(WRITTEN INSTRUCTION)
Write out every line below that includes the word "name".

— Start DATASET —

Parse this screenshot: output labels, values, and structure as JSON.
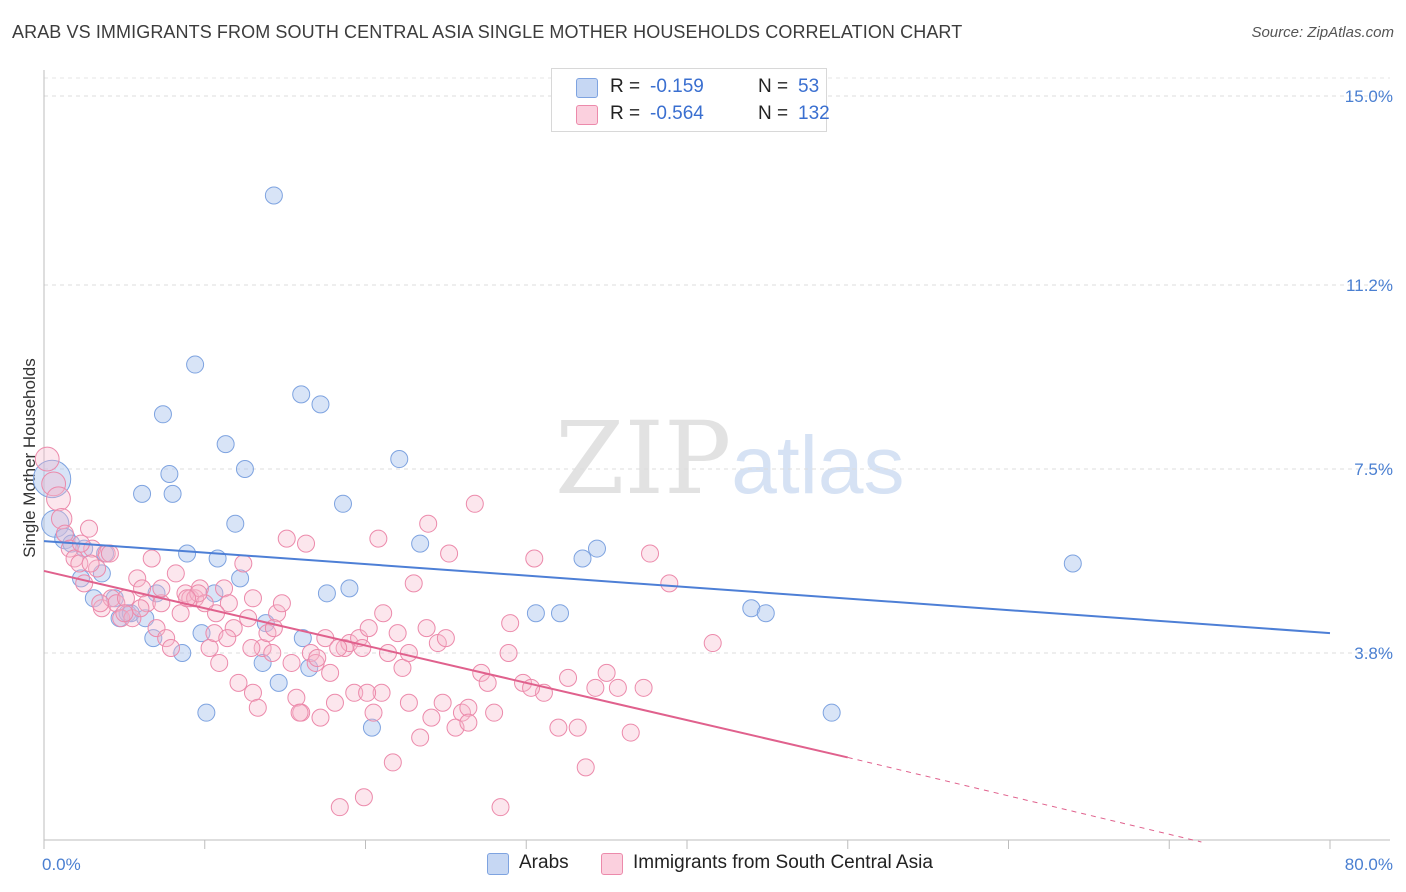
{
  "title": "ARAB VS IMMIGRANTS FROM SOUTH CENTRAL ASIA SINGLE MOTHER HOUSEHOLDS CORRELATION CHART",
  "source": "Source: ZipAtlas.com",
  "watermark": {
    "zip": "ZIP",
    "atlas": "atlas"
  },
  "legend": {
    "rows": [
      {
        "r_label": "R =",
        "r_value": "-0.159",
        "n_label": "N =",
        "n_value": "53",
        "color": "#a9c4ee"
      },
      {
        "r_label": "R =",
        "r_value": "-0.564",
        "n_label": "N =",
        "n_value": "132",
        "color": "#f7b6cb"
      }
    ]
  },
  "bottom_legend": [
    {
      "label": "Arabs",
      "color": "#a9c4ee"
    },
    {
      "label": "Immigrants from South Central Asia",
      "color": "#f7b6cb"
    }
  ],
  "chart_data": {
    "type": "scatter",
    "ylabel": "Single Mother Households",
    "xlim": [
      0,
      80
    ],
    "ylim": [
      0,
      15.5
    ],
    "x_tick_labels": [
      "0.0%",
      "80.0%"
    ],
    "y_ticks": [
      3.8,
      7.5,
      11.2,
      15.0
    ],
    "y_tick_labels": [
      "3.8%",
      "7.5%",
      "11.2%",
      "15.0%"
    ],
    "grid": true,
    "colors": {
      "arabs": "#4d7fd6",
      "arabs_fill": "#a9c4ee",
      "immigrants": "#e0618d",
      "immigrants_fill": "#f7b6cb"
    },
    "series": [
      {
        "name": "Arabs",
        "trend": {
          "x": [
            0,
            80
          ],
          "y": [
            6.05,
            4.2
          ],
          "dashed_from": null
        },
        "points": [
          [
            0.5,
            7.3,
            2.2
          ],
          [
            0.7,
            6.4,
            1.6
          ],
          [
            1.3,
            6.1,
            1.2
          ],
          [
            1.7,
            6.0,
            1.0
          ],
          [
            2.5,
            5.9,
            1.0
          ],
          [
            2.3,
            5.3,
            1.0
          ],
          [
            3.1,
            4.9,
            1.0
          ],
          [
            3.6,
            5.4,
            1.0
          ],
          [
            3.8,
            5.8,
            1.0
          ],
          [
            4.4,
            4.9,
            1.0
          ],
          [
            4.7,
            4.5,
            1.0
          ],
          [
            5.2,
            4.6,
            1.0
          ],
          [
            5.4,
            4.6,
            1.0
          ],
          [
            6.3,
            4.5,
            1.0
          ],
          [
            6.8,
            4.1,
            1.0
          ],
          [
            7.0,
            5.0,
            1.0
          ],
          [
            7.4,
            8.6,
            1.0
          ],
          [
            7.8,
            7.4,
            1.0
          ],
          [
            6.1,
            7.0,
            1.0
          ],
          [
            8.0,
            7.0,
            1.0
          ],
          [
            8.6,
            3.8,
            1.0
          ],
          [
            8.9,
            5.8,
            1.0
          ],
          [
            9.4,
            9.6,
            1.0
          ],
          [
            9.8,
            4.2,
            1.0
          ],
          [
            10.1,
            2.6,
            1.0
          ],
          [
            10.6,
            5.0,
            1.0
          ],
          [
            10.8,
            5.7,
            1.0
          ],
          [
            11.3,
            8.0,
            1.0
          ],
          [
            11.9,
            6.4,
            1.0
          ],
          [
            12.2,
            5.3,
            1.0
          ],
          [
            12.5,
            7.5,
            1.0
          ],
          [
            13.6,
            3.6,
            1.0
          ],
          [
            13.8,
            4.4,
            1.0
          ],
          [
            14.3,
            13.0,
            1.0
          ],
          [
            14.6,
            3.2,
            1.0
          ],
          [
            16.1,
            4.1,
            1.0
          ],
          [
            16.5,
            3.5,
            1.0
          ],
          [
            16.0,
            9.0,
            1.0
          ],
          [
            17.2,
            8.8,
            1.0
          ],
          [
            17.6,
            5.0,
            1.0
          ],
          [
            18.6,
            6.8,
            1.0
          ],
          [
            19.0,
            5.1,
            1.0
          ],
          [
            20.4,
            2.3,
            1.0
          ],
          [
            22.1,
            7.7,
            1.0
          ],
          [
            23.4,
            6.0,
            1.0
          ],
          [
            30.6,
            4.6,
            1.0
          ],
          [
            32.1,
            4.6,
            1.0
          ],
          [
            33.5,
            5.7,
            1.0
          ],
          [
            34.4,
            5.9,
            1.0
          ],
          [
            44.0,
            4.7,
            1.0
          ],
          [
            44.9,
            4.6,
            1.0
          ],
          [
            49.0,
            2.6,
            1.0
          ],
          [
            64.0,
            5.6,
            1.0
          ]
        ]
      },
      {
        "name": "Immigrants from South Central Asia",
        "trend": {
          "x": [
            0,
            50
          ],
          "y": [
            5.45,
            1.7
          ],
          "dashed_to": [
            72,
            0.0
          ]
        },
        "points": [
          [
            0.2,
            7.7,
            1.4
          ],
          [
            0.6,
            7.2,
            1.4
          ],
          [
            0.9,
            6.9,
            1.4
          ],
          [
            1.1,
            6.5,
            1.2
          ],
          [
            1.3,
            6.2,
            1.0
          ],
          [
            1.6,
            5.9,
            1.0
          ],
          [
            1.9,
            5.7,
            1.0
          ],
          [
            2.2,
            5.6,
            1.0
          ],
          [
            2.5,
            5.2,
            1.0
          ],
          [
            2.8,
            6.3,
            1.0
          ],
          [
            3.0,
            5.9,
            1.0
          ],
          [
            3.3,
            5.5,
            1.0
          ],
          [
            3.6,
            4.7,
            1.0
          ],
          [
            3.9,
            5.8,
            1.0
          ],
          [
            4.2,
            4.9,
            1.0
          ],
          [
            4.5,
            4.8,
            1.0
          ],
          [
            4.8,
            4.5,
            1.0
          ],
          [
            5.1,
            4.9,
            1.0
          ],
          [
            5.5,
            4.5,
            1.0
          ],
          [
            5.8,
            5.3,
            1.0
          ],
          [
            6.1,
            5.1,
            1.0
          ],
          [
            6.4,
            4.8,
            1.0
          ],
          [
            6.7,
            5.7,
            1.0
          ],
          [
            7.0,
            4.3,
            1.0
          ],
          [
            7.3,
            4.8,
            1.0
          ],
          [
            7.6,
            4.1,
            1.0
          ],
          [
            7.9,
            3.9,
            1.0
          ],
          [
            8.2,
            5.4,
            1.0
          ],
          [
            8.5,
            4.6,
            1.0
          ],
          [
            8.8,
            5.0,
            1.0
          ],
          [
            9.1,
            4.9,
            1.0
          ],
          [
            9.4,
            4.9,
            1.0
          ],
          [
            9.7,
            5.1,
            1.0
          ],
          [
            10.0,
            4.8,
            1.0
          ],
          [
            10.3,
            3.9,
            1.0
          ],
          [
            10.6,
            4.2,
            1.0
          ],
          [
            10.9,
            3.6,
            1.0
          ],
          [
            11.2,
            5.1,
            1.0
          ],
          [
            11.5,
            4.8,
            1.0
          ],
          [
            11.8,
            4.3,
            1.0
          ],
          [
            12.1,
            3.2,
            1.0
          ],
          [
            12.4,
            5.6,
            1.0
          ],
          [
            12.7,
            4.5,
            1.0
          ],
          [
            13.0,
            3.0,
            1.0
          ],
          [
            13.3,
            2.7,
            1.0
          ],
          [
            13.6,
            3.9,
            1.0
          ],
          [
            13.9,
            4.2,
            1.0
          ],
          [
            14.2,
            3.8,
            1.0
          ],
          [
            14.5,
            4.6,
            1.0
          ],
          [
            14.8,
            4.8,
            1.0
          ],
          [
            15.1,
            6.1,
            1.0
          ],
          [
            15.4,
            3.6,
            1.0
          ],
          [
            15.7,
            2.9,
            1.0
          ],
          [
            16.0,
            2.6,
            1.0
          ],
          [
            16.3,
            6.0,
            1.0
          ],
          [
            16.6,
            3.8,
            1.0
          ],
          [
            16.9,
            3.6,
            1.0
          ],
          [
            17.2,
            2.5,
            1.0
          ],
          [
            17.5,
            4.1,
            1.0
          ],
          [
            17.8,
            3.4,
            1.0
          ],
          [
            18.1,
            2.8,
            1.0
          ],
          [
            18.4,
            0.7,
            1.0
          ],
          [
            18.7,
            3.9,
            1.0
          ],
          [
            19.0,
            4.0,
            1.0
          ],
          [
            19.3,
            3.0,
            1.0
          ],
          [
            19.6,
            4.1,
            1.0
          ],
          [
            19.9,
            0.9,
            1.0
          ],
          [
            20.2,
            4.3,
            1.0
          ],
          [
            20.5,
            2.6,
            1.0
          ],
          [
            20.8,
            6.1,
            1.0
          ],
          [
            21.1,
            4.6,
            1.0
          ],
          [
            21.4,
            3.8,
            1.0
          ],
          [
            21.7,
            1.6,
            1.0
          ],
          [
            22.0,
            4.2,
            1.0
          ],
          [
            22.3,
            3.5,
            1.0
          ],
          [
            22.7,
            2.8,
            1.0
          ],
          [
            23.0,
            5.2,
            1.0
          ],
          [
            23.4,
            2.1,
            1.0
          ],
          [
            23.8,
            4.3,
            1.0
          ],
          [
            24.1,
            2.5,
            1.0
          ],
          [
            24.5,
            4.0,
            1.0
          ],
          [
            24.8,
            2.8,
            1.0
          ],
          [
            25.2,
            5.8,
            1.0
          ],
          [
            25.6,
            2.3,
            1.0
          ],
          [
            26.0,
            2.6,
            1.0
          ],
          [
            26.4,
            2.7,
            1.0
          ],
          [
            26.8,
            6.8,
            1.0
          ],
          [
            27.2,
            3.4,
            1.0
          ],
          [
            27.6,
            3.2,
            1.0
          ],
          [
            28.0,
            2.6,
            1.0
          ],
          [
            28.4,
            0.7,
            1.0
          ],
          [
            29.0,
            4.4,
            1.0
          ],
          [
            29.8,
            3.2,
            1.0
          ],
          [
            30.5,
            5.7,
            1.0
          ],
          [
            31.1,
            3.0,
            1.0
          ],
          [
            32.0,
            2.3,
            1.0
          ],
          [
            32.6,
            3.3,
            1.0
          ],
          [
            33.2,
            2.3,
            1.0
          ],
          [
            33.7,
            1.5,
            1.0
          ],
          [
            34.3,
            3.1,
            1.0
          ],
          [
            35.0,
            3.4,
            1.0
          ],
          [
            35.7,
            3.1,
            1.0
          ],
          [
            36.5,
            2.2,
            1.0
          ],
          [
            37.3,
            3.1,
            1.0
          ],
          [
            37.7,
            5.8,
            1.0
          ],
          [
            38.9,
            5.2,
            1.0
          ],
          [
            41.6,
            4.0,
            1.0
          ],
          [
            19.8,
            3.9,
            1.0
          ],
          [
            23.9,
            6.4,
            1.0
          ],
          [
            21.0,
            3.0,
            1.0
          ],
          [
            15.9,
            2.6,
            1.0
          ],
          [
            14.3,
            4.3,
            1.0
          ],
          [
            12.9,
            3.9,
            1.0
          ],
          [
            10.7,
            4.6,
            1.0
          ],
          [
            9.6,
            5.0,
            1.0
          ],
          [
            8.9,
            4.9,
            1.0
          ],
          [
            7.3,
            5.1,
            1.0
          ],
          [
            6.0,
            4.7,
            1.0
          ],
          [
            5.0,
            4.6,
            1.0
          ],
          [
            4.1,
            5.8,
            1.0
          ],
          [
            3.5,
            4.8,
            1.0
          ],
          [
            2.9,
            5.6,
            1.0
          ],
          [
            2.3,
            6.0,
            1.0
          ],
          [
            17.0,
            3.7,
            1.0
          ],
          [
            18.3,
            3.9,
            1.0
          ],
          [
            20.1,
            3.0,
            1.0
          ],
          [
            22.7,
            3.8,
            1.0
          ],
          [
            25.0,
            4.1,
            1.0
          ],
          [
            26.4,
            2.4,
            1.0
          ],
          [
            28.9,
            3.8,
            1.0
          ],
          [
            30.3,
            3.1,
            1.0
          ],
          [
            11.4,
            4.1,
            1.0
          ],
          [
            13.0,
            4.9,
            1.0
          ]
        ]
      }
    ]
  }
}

— End DATASET —

(RESPONSE FOR THIS EXERCISE)
        "name": "Arabs",
        "name": "Immigrants from South Central Asia",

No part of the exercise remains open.